▶ Task goal
Show all lines from the data that include the word "Crude".

▶ Stored records
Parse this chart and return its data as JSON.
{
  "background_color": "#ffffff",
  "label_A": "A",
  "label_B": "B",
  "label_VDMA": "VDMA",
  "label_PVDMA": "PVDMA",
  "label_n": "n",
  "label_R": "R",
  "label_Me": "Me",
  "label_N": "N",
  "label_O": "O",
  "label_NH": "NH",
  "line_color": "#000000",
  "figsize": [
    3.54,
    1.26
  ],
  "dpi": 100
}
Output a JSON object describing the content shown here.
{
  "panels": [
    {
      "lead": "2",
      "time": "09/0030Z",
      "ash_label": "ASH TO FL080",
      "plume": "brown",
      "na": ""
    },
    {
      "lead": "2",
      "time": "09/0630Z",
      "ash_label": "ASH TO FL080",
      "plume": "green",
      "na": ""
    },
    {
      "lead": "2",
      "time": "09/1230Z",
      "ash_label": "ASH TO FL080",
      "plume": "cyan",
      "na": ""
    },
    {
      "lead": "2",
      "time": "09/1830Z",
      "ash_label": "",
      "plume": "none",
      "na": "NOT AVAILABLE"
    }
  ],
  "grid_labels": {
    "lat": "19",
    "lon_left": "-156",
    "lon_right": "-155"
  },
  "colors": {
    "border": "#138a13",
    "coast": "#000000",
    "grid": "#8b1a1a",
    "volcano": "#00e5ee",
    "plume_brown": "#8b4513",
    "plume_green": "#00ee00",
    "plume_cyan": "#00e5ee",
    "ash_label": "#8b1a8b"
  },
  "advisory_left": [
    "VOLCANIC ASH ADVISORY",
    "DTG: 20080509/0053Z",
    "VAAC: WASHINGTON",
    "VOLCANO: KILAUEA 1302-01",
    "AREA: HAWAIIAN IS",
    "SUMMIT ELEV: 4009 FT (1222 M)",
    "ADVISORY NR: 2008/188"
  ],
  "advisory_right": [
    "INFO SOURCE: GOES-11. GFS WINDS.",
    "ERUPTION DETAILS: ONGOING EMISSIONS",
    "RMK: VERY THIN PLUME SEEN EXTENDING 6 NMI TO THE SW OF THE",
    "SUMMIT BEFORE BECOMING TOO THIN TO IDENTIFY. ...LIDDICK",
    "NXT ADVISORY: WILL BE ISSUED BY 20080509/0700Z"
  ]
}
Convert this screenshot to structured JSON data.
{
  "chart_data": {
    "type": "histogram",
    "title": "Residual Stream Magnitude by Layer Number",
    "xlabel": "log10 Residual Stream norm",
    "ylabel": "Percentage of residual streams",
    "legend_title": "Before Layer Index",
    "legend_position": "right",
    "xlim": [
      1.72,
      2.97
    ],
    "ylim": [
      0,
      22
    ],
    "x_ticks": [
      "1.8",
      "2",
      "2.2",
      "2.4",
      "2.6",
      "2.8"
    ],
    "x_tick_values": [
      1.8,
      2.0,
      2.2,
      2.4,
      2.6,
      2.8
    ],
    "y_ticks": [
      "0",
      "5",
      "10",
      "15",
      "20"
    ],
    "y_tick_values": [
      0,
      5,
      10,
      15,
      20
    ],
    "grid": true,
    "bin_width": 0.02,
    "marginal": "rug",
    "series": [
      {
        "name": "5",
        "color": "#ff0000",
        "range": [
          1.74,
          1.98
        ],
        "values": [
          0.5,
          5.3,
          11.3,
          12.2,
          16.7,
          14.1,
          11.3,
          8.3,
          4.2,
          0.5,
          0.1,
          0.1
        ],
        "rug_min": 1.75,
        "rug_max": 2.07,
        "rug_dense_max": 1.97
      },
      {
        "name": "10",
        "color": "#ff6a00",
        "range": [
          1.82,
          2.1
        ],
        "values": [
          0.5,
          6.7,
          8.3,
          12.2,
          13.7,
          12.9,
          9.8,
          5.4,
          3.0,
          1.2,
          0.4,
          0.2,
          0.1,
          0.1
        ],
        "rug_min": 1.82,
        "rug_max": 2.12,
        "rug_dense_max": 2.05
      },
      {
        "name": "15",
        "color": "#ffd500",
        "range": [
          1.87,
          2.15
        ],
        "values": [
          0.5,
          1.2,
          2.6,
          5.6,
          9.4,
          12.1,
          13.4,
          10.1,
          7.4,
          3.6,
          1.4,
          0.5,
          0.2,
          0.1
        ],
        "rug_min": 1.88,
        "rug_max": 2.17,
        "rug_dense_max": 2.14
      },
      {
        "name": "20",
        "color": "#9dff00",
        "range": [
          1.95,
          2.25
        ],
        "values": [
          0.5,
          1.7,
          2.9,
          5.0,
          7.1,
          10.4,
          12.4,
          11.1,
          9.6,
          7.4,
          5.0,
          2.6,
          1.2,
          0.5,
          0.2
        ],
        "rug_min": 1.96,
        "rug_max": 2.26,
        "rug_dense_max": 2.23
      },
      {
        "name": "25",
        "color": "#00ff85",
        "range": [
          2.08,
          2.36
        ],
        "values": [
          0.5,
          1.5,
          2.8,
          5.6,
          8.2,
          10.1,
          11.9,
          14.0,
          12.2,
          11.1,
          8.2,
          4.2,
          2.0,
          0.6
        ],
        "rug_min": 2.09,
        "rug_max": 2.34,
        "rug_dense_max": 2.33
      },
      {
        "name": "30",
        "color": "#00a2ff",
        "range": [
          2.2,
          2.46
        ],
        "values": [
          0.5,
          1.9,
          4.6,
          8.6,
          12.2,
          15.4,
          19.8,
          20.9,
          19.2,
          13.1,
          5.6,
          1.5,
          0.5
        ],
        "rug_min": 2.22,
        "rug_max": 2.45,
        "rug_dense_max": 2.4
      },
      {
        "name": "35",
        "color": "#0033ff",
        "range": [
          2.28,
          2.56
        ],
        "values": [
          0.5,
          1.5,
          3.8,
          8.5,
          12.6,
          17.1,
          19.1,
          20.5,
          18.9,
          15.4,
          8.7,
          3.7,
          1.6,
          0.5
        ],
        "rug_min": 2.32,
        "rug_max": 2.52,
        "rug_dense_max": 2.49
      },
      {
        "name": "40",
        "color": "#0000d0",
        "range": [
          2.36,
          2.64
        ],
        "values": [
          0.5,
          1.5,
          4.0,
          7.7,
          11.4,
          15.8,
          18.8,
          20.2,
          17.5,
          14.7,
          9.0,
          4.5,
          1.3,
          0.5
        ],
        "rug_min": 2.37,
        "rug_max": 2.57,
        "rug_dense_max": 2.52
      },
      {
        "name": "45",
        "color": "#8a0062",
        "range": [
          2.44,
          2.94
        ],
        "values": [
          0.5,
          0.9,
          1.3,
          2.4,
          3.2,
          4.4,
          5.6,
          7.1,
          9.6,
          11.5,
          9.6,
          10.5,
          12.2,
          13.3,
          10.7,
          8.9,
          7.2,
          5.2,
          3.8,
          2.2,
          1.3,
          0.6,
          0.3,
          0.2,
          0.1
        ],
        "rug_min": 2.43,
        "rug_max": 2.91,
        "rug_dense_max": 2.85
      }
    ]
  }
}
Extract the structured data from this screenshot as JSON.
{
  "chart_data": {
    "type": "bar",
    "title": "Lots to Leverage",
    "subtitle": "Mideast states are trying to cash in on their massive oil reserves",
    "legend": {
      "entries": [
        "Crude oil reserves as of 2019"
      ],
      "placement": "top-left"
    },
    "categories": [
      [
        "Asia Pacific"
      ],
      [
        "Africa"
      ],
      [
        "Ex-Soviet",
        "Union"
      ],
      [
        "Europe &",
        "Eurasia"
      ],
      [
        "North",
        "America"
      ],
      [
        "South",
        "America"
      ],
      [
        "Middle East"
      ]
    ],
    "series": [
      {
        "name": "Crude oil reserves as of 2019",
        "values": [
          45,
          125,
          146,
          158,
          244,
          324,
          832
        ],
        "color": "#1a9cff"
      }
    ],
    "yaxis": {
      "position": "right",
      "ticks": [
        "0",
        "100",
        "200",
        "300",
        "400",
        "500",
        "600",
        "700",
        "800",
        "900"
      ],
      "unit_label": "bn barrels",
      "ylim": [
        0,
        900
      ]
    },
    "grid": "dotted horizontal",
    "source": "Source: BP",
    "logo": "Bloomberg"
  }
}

▶ Worked solution
        "Crude oil reserves as of 2019"
        "name": "Crude oil reserves as of 2019",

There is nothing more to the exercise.